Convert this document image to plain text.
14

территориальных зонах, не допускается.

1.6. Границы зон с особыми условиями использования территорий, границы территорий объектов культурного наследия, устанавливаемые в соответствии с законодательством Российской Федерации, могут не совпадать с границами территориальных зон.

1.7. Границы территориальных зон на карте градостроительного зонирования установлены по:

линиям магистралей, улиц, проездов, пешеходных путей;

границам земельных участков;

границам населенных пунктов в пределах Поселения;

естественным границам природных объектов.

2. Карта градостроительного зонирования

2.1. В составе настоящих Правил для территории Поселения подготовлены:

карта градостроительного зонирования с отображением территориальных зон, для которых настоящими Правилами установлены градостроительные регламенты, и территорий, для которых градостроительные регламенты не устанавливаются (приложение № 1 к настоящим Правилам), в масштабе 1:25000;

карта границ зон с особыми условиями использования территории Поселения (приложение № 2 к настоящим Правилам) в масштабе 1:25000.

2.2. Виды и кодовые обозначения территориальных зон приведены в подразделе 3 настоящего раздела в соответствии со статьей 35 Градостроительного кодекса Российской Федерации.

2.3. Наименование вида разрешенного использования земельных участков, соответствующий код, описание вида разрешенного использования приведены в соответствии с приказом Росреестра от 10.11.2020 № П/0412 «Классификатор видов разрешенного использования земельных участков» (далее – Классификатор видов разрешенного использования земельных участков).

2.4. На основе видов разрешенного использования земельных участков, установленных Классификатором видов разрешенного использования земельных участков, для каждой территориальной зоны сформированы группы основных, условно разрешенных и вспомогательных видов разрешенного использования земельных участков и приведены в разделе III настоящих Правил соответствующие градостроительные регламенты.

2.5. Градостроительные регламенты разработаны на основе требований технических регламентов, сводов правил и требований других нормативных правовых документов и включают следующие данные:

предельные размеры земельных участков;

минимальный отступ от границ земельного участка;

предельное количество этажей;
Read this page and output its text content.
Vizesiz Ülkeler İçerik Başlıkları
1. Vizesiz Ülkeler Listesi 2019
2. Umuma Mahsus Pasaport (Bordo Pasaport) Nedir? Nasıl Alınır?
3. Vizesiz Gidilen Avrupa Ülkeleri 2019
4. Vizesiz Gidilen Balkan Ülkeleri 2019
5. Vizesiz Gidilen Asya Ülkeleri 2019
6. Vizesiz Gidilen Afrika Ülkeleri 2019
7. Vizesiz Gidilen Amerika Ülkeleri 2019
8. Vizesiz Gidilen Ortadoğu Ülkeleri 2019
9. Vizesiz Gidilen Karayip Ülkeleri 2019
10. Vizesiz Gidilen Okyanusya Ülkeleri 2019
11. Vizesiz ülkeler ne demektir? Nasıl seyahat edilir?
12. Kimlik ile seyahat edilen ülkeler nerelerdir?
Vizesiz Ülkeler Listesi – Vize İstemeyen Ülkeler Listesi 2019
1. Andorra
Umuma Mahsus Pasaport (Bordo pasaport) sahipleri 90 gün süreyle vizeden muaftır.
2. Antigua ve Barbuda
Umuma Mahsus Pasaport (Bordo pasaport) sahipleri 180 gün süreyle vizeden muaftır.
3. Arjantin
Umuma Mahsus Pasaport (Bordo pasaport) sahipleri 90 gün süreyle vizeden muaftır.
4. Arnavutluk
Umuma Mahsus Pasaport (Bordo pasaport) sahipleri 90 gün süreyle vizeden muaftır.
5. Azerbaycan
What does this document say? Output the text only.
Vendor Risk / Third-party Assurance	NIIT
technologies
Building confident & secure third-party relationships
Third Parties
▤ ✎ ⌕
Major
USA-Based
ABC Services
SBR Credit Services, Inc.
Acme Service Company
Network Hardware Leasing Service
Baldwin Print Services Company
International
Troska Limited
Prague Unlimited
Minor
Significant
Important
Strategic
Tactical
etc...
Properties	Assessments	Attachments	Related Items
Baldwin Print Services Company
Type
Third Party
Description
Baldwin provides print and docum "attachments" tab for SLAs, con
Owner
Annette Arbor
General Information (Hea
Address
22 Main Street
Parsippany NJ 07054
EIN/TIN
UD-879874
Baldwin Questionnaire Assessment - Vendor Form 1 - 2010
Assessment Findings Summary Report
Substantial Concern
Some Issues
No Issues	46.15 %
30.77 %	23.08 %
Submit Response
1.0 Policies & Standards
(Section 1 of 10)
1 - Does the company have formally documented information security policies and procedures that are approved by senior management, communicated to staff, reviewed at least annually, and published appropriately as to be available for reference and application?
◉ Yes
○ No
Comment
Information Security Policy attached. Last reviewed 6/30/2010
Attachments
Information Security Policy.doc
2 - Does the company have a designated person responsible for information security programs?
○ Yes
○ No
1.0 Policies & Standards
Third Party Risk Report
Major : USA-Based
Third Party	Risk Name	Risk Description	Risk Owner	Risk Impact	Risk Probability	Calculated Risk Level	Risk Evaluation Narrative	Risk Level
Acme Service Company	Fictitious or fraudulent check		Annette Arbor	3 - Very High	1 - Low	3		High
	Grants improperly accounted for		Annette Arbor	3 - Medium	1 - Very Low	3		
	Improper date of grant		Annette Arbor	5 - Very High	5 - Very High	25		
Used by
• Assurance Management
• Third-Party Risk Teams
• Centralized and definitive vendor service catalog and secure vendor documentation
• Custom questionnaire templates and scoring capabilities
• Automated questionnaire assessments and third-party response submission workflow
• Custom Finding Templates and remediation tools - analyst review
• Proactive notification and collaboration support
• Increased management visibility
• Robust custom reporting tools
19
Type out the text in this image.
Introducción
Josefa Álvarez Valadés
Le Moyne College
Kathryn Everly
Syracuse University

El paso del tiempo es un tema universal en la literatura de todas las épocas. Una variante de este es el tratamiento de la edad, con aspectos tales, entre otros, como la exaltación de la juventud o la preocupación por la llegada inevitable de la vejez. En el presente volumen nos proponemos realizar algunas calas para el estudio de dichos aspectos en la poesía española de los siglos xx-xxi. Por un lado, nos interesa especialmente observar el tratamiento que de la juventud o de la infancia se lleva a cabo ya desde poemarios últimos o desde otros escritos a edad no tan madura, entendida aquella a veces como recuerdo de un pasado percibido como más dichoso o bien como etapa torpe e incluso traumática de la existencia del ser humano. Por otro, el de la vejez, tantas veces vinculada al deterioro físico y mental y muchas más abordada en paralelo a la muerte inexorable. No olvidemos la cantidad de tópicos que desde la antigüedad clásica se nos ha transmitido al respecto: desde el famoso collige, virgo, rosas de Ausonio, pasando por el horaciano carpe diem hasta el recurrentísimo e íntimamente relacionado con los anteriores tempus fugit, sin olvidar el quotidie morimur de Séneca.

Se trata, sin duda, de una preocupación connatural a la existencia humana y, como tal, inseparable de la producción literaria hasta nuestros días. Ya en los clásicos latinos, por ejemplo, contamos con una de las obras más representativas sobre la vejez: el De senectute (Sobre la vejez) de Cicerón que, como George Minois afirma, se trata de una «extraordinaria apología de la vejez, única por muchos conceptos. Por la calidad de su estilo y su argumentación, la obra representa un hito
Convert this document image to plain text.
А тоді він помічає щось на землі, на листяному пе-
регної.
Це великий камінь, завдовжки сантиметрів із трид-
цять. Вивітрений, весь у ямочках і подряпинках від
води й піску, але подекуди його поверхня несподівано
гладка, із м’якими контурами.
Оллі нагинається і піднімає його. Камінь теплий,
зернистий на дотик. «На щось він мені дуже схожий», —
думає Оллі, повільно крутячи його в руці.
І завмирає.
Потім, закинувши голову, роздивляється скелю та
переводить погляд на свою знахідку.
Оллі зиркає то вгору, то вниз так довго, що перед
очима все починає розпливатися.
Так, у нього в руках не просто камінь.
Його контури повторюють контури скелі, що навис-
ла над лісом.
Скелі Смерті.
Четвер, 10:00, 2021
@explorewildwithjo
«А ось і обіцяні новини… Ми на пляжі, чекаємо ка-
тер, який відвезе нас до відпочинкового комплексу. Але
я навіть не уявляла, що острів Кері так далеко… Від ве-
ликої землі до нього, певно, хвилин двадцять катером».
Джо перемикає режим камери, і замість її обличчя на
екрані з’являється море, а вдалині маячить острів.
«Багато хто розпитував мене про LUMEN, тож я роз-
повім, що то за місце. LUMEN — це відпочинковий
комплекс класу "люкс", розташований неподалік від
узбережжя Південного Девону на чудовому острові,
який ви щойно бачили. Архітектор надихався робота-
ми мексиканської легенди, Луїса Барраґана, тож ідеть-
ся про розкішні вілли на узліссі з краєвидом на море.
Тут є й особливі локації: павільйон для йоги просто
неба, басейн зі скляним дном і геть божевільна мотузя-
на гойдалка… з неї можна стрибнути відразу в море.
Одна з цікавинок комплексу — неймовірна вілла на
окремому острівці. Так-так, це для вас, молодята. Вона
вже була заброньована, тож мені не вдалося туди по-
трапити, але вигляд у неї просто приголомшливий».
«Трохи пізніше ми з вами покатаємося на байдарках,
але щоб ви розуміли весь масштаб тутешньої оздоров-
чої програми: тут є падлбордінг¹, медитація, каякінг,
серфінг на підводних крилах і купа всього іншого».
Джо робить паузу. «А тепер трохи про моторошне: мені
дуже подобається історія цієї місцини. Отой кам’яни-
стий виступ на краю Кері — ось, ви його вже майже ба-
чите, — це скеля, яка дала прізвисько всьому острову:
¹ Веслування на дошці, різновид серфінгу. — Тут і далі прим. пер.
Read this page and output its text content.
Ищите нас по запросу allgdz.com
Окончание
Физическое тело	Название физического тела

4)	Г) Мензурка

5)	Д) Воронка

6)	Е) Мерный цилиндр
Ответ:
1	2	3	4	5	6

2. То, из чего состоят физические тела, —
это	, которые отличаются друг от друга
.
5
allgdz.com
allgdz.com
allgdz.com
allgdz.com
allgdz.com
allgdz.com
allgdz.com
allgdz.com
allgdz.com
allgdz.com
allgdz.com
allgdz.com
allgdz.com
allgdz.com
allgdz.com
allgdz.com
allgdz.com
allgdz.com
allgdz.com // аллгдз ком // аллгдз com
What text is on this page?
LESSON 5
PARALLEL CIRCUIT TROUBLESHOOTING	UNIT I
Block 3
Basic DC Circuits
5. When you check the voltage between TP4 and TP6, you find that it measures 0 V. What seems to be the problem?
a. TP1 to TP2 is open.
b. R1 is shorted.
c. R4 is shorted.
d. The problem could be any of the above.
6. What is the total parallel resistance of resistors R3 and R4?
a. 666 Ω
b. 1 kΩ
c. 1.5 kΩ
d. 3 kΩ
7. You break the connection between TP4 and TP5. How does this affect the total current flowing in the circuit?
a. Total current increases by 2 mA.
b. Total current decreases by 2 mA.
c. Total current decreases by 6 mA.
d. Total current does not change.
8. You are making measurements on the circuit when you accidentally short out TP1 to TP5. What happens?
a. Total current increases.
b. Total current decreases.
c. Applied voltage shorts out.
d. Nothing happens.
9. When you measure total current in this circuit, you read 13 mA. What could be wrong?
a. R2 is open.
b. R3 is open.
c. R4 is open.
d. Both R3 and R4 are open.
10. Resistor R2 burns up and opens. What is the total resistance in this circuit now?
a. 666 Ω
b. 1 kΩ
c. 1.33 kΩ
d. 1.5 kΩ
============
▶ _YOUR OBJECTIVE_
Return every line holding the word "reviewed" from the records.

▶ _WORKED ANSWER_
1 - Does the company have formally documented information security policies and procedures that are approved by senior management, communicated to staff, reviewed at least annually, and published appropriately as to be available for reference and application?
Information Security Policy attached. Last reviewed 6/30/2010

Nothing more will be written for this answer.